── Records provided

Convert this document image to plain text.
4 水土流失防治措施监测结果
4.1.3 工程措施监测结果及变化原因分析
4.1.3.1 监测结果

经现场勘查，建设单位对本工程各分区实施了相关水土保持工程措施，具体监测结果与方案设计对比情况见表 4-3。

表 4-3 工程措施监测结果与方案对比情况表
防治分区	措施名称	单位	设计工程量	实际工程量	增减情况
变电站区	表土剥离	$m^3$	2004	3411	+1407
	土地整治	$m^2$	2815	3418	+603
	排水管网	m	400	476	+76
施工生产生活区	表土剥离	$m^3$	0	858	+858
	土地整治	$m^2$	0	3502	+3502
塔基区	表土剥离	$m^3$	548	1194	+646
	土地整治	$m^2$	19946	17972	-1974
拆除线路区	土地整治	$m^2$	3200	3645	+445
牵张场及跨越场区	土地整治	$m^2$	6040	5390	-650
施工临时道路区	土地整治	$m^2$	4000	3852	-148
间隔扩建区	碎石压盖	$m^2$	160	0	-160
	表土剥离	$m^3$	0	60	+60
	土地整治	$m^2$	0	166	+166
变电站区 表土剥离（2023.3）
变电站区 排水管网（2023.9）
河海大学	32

────

Output all of the data again, exactly.

Task answer:
Convert this document image to plain text.
4 水土流失防治措施监测结果
4.1.3 工程措施监测结果及变化原因分析
4.1.3.1 监测结果

经现场勘查，建设单位对本工程各分区实施了相关水土保持工程措施，具体监测结果与方案设计对比情况见表 4-3。

表 4-3 工程措施监测结果与方案对比情况表
防治分区	措施名称	单位	设计工程量	实际工程量	增减情况
变电站区	表土剥离	$m^3$	2004	3411	+1407
	土地整治	$m^2$	2815	3418	+603
	排水管网	m	400	476	+76
施工生产生活区	表土剥离	$m^3$	0	858	+858
	土地整治	$m^2$	0	3502	+3502
塔基区	表土剥离	$m^3$	548	1194	+646
	土地整治	$m^2$	19946	17972	-1974
拆除线路区	土地整治	$m^2$	3200	3645	+445
牵张场及跨越场区	土地整治	$m^2$	6040	5390	-650
施工临时道路区	土地整治	$m^2$	4000	3852	-148
间隔扩建区	碎石压盖	$m^2$	160	0	-160
	表土剥离	$m^3$	0	60	+60
	土地整治	$m^2$	0	166	+166
变电站区 表土剥离（2023.3）
变电站区 排水管网（2023.9）
河海大学	32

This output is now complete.